_Task details_: Extract, from the records beneath this instruction, each line that contains the word "Vodičkova".

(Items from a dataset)
'''

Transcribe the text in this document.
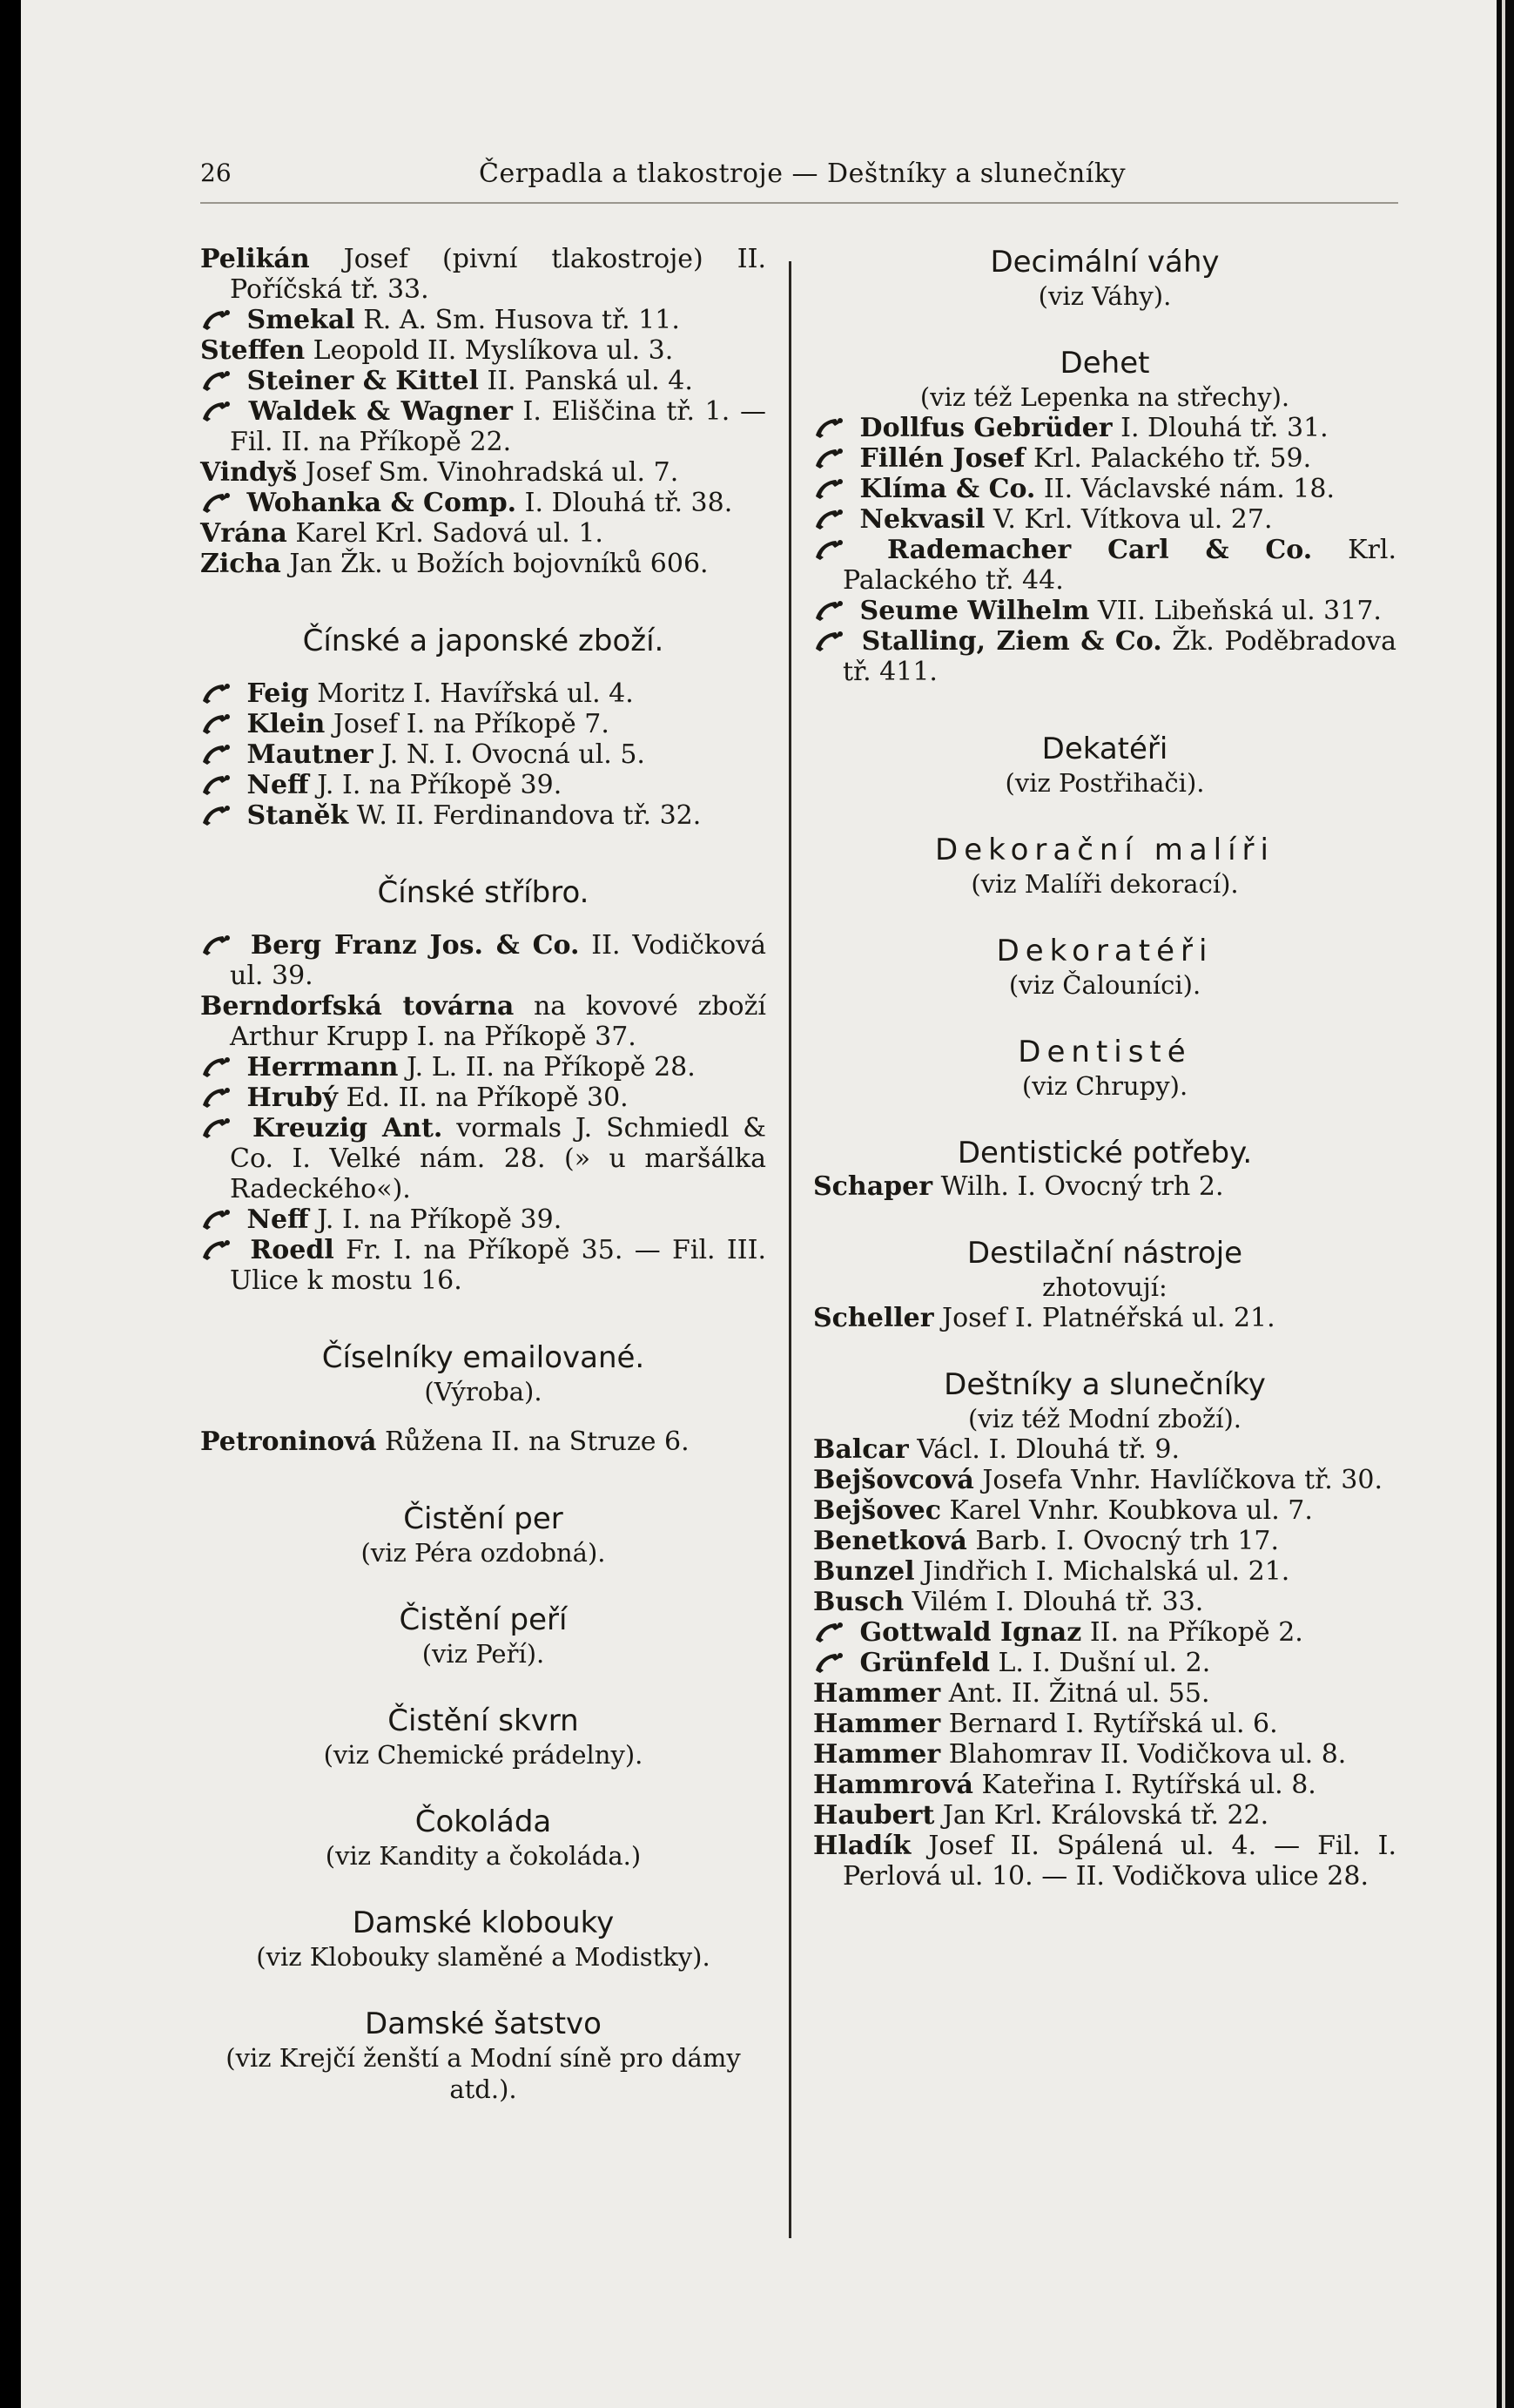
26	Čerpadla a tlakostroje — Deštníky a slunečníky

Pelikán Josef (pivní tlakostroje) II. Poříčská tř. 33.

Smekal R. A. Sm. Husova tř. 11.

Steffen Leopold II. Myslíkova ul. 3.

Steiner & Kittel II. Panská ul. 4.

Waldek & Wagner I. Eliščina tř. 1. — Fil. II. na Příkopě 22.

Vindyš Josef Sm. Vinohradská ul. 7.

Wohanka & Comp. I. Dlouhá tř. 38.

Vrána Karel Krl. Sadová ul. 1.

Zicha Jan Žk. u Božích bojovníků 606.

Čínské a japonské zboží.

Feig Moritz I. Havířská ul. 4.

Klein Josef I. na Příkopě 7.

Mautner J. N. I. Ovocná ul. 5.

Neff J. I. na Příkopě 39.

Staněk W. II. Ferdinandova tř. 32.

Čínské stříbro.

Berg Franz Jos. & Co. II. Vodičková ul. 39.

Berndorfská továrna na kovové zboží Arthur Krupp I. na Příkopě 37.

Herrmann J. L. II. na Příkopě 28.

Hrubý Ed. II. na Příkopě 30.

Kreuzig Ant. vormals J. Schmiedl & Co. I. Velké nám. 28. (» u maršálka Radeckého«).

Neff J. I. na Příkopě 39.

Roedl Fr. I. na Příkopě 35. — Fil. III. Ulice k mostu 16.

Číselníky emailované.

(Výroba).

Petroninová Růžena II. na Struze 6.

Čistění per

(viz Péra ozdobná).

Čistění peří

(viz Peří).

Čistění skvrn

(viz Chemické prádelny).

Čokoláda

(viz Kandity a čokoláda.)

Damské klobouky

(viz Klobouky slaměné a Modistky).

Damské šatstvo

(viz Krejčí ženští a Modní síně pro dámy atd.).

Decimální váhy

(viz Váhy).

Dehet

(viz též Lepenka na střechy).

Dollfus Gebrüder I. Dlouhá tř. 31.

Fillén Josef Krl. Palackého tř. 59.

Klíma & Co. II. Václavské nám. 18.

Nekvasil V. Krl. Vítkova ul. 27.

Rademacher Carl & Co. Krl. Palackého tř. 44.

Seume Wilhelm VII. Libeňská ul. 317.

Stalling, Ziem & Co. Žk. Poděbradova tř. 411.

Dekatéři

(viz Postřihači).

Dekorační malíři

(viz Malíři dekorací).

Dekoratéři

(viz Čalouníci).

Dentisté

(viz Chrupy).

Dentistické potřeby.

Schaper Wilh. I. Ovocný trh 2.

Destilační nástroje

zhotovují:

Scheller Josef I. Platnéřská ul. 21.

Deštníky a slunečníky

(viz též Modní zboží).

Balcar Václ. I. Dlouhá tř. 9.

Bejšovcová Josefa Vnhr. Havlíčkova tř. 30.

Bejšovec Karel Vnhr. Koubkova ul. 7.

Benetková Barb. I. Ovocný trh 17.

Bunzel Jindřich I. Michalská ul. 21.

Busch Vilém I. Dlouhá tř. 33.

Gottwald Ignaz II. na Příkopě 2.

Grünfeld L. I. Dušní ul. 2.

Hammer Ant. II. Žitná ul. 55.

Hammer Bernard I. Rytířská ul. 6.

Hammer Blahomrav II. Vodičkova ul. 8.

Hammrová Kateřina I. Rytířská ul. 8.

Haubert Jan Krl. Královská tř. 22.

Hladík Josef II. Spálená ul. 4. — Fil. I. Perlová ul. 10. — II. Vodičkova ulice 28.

'''
'''

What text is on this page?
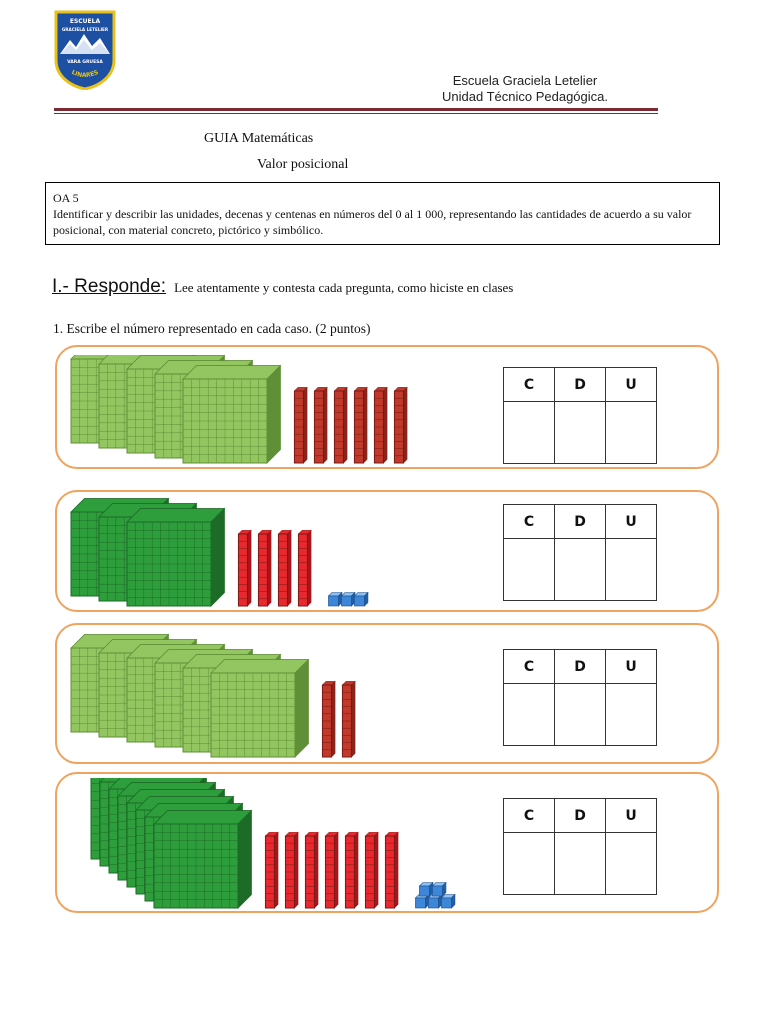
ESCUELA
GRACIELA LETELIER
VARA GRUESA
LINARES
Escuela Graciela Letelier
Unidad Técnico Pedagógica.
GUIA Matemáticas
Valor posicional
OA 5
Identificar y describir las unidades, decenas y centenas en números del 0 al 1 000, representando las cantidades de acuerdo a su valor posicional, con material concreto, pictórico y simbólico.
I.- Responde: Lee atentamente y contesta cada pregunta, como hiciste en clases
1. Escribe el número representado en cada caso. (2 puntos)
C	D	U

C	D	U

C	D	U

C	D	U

'''
'''

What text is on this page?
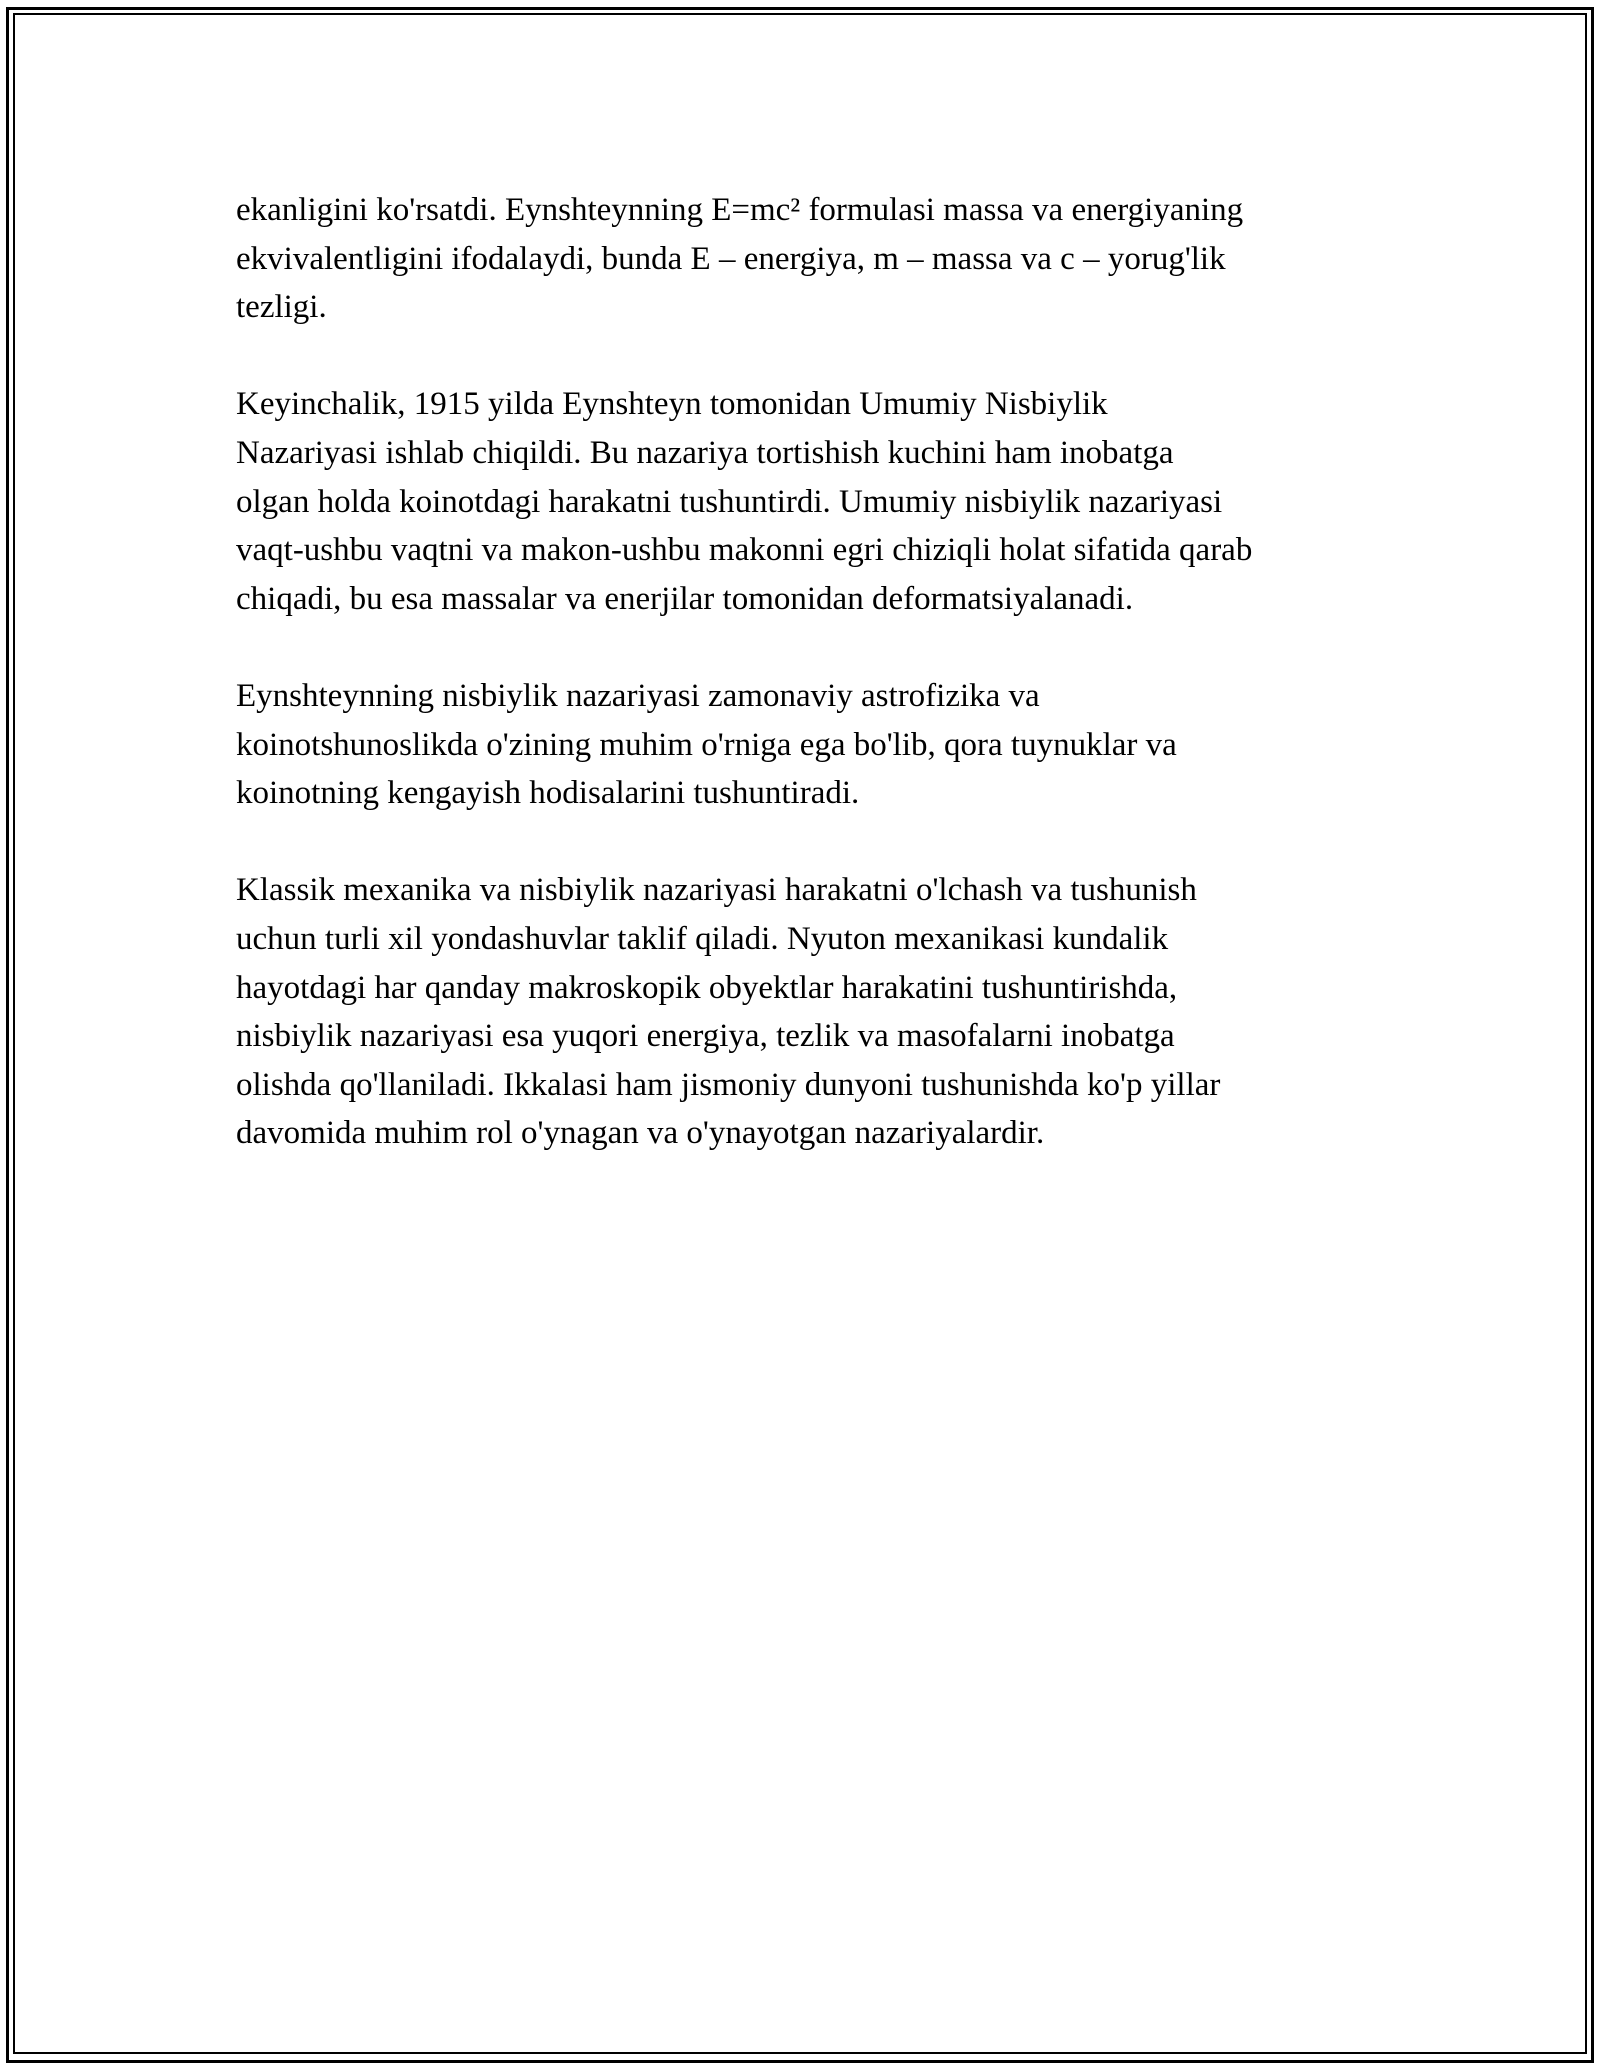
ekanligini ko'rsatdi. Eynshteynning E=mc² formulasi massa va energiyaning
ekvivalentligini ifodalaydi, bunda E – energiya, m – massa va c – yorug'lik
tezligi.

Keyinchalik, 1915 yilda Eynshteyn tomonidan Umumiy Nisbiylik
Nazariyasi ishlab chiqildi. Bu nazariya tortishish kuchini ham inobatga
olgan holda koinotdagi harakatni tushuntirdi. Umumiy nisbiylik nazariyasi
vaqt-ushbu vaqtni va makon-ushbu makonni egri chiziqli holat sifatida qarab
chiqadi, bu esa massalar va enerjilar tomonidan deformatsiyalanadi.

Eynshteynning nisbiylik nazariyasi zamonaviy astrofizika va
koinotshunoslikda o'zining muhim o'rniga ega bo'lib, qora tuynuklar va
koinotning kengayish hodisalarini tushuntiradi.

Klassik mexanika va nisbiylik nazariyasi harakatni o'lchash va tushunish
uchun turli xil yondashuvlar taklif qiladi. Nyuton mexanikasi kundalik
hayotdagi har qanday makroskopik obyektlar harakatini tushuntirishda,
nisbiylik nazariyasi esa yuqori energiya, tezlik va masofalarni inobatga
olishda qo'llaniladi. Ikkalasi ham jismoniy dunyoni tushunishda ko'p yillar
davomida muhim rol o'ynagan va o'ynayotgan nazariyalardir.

'''

_Worked solution_:
Hammer Blahomrav II. Vodičkova ul. 8.
Hladík Josef II. Spálená ul. 4. — Fil. I. Perlová ul. 10. — II. Vodičkova ulice 28.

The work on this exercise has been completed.